TASK: Exact reproduction of the data is required, with images excluded.

TASK INPUT:
######

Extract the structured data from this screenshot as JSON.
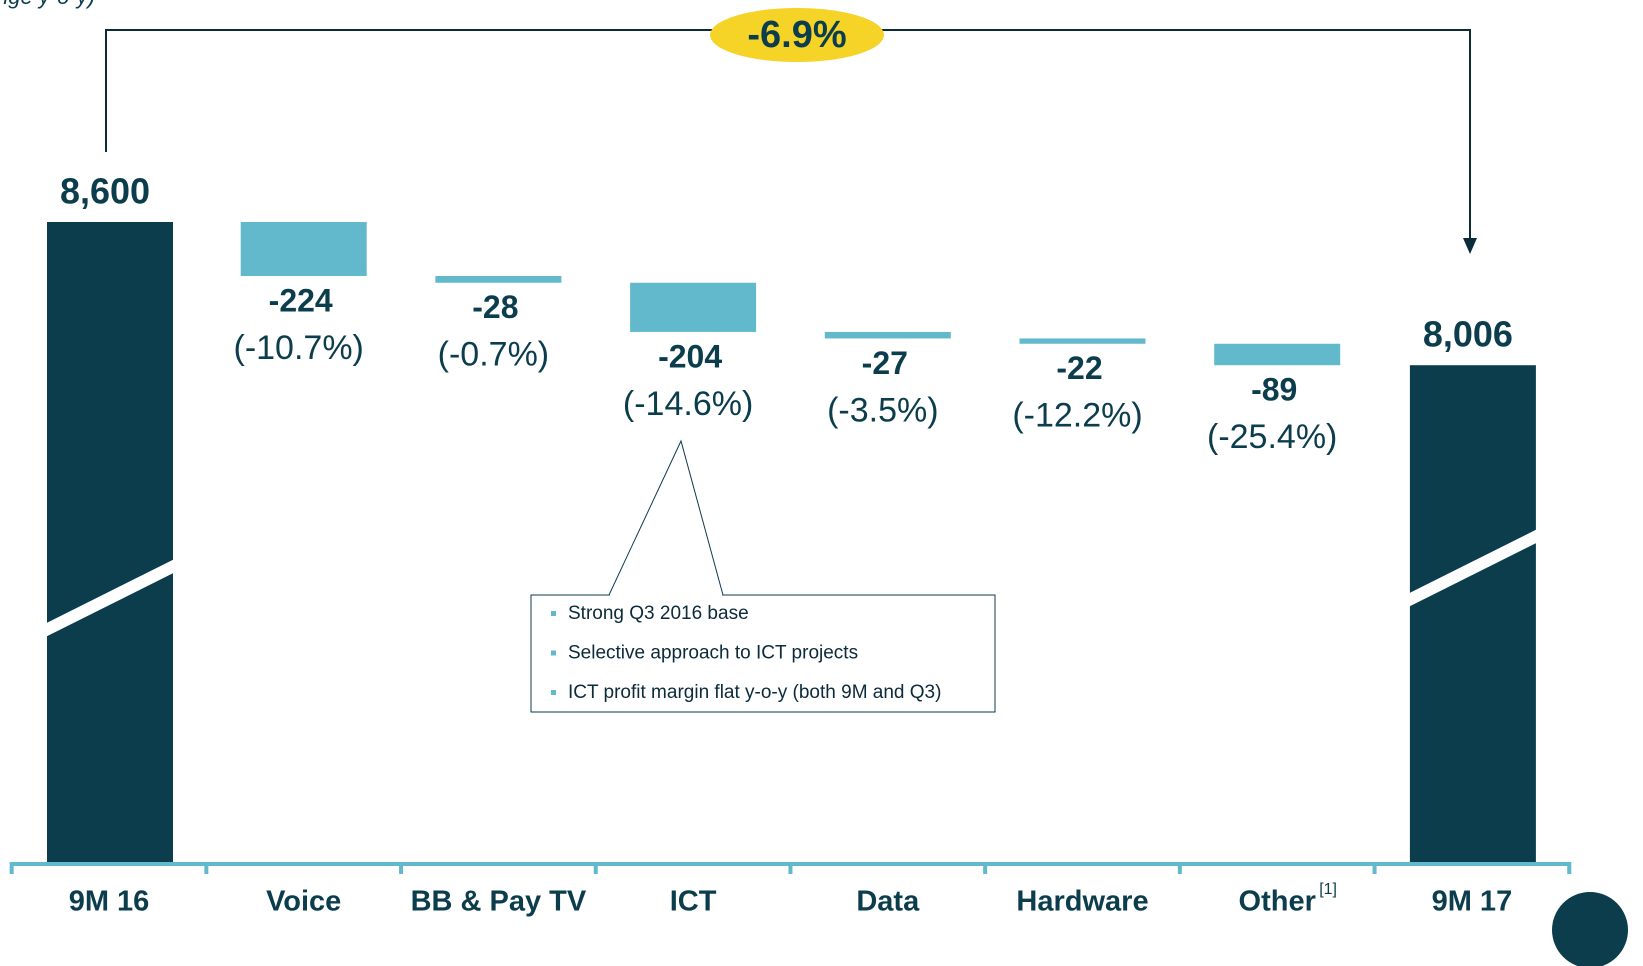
{
  "chart_data": {
    "type": "waterfall",
    "subtitle": "nge y-o-y)",
    "categories": [
      "9M 16",
      "Voice",
      "BB & Pay TV",
      "ICT",
      "Data",
      "Hardware",
      "Other",
      "9M 17"
    ],
    "category_superscripts": [
      null,
      null,
      null,
      null,
      null,
      null,
      "[1]",
      null
    ],
    "values": [
      8600,
      -224,
      -28,
      -204,
      -27,
      -22,
      -89,
      8006
    ],
    "value_labels": [
      "8,600",
      "-224",
      "-28",
      "-204",
      "-27",
      "-22",
      "-89",
      "8,006"
    ],
    "change_labels": [
      null,
      "(-10.7%)",
      "(-0.7%)",
      "(-14.6%)",
      "(-3.5%)",
      "(-12.2%)",
      "(-25.4%)",
      null
    ],
    "kinds": [
      "total",
      "delta",
      "delta",
      "delta",
      "delta",
      "delta",
      "delta",
      "total"
    ],
    "total_color": "#0b3d4d",
    "delta_color": "#62b9cc",
    "overall_change": -6.9,
    "overall_change_label": "-6.9%",
    "callout": {
      "category": 3,
      "items": [
        "Strong Q3 2016 base",
        "Selective approach to ICT projects",
        "ICT profit margin flat y-o-y (both 9M and Q3)"
      ]
    }
  }
}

######

REPLY TO THE TASK:
Extract the structured data from this screenshot as JSON.
{
  "chart_data": {
    "type": "waterfall",
    "subtitle": "nge y-o-y)",
    "categories": [
      "9M 16",
      "Voice",
      "BB & Pay TV",
      "ICT",
      "Data",
      "Hardware",
      "Other",
      "9M 17"
    ],
    "category_superscripts": [
      null,
      null,
      null,
      null,
      null,
      null,
      "[1]",
      null
    ],
    "values": [
      8600,
      -224,
      -28,
      -204,
      -27,
      -22,
      -89,
      8006
    ],
    "value_labels": [
      "8,600",
      "-224",
      "-28",
      "-204",
      "-27",
      "-22",
      "-89",
      "8,006"
    ],
    "change_labels": [
      null,
      "(-10.7%)",
      "(-0.7%)",
      "(-14.6%)",
      "(-3.5%)",
      "(-12.2%)",
      "(-25.4%)",
      null
    ],
    "kinds": [
      "total",
      "delta",
      "delta",
      "delta",
      "delta",
      "delta",
      "delta",
      "total"
    ],
    "total_color": "#0b3d4d",
    "delta_color": "#62b9cc",
    "overall_change": -6.9,
    "overall_change_label": "-6.9%",
    "callout": {
      "category": 3,
      "items": [
        "Strong Q3 2016 base",
        "Selective approach to ICT projects",
        "ICT profit margin flat y-o-y (both 9M and Q3)"
      ]
    }
  }
}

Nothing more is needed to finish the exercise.